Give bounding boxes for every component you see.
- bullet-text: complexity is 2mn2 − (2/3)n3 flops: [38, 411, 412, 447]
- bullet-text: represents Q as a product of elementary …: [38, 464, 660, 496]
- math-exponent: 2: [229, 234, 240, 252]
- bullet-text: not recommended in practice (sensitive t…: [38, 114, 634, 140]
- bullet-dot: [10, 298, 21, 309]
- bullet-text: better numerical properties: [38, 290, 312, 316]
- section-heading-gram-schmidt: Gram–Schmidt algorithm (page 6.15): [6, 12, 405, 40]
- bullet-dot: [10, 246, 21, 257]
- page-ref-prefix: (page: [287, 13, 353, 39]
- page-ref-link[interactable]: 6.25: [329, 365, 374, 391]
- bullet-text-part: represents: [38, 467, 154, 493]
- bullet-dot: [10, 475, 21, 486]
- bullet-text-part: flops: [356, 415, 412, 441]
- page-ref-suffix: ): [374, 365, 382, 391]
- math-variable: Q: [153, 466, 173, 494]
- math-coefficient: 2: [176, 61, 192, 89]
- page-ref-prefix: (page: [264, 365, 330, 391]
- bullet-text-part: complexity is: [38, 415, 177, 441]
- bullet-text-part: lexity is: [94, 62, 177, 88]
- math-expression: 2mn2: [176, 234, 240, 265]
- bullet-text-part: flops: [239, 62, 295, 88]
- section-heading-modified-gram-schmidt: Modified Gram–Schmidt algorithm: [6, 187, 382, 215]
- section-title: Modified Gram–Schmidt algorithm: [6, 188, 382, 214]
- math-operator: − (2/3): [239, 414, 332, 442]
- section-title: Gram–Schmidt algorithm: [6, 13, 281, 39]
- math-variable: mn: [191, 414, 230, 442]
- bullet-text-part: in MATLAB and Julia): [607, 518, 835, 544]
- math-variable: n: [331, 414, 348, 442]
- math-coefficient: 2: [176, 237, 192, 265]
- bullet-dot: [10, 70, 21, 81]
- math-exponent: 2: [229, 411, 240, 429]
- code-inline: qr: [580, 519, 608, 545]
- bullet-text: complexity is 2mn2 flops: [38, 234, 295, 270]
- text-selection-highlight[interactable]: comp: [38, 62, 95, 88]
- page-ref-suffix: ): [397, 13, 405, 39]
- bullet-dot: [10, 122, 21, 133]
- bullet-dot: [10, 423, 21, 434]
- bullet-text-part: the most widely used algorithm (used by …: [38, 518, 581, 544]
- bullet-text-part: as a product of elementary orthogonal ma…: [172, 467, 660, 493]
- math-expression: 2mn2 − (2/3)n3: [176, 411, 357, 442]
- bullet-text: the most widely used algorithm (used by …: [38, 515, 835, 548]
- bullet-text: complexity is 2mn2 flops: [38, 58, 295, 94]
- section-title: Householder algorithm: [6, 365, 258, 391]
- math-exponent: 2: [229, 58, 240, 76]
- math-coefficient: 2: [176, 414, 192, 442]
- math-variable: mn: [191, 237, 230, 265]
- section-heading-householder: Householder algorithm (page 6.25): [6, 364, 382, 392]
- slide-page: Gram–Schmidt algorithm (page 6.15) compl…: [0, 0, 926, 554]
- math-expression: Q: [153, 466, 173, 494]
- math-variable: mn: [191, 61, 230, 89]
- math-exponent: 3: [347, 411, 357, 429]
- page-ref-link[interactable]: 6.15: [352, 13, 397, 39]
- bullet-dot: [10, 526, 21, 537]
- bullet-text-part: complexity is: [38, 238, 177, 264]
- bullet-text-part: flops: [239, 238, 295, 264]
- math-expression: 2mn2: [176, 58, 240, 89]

Directive ::
Please rewrite all the items above, changing "bullet-dot" to "bullet-marker" wherever it occurs and leaving everything else unchanged.

Worked answer ::
Give bounding boxes for every component you see.
- bullet-text: complexity is 2mn2 − (2/3)n3 flops: [38, 411, 412, 447]
- bullet-text: represents Q as a product of elementary …: [38, 464, 660, 496]
- math-exponent: 2: [229, 234, 240, 252]
- bullet-text: not recommended in practice (sensitive t…: [38, 114, 634, 140]
- bullet-marker: [10, 298, 21, 309]
- bullet-text: better numerical properties: [38, 290, 312, 316]
- section-heading-gram-schmidt: Gram–Schmidt algorithm (page 6.15): [6, 12, 405, 40]
- bullet-marker: [10, 246, 21, 257]
- page-ref-prefix: (page: [287, 13, 353, 39]
- page-ref-link[interactable]: 6.25: [329, 365, 374, 391]
- bullet-text-part: represents: [38, 467, 154, 493]
- bullet-marker: [10, 475, 21, 486]
- bullet-text-part: flops: [356, 415, 412, 441]
- page-ref-suffix: ): [374, 365, 382, 391]
- math-variable: Q: [153, 466, 173, 494]
- math-coefficient: 2: [176, 61, 192, 89]
- page-ref-prefix: (page: [264, 365, 330, 391]
- bullet-text-part: complexity is: [38, 415, 177, 441]
- bullet-text-part: lexity is: [94, 62, 177, 88]
- math-expression: 2mn2: [176, 234, 240, 265]
- bullet-text-part: flops: [239, 62, 295, 88]
- section-heading-modified-gram-schmidt: Modified Gram–Schmidt algorithm: [6, 187, 382, 215]
- section-title: Modified Gram–Schmidt algorithm: [6, 188, 382, 214]
- math-operator: − (2/3): [239, 414, 332, 442]
- section-title: Gram–Schmidt algorithm: [6, 13, 281, 39]
- math-variable: mn: [191, 414, 230, 442]
- bullet-text-part: in MATLAB and Julia): [607, 518, 835, 544]
- math-variable: n: [331, 414, 348, 442]
- math-coefficient: 2: [176, 237, 192, 265]
- bullet-marker: [10, 70, 21, 81]
- math-exponent: 2: [229, 411, 240, 429]
- code-inline: qr: [580, 519, 608, 545]
- bullet-text: complexity is 2mn2 flops: [38, 234, 295, 270]
- text-selection-highlight[interactable]: comp: [38, 62, 95, 88]
- page-ref-suffix: ): [397, 13, 405, 39]
- bullet-marker: [10, 122, 21, 133]
- bullet-marker: [10, 423, 21, 434]
- bullet-text-part: the most widely used algorithm (used by …: [38, 518, 581, 544]
- bullet-text-part: as a product of elementary orthogonal ma…: [172, 467, 660, 493]
- math-expression: 2mn2 − (2/3)n3: [176, 411, 357, 442]
- bullet-text: the most widely used algorithm (used by …: [38, 515, 835, 548]
- bullet-text: complexity is 2mn2 flops: [38, 58, 295, 94]
- section-title: Householder algorithm: [6, 365, 258, 391]
- math-exponent: 2: [229, 58, 240, 76]
- math-coefficient: 2: [176, 414, 192, 442]
- math-variable: mn: [191, 237, 230, 265]
- section-heading-householder: Householder algorithm (page 6.25): [6, 364, 382, 392]
- slide-page: Gram–Schmidt algorithm (page 6.15) compl…: [0, 0, 926, 554]
- math-expression: Q: [153, 466, 173, 494]
- math-variable: mn: [191, 61, 230, 89]
- math-exponent: 3: [347, 411, 357, 429]
- page-ref-link[interactable]: 6.15: [352, 13, 397, 39]
- bullet-marker: [10, 526, 21, 537]
- bullet-text-part: complexity is: [38, 238, 177, 264]
- bullet-text-part: flops: [239, 238, 295, 264]
- math-expression: 2mn2: [176, 58, 240, 89]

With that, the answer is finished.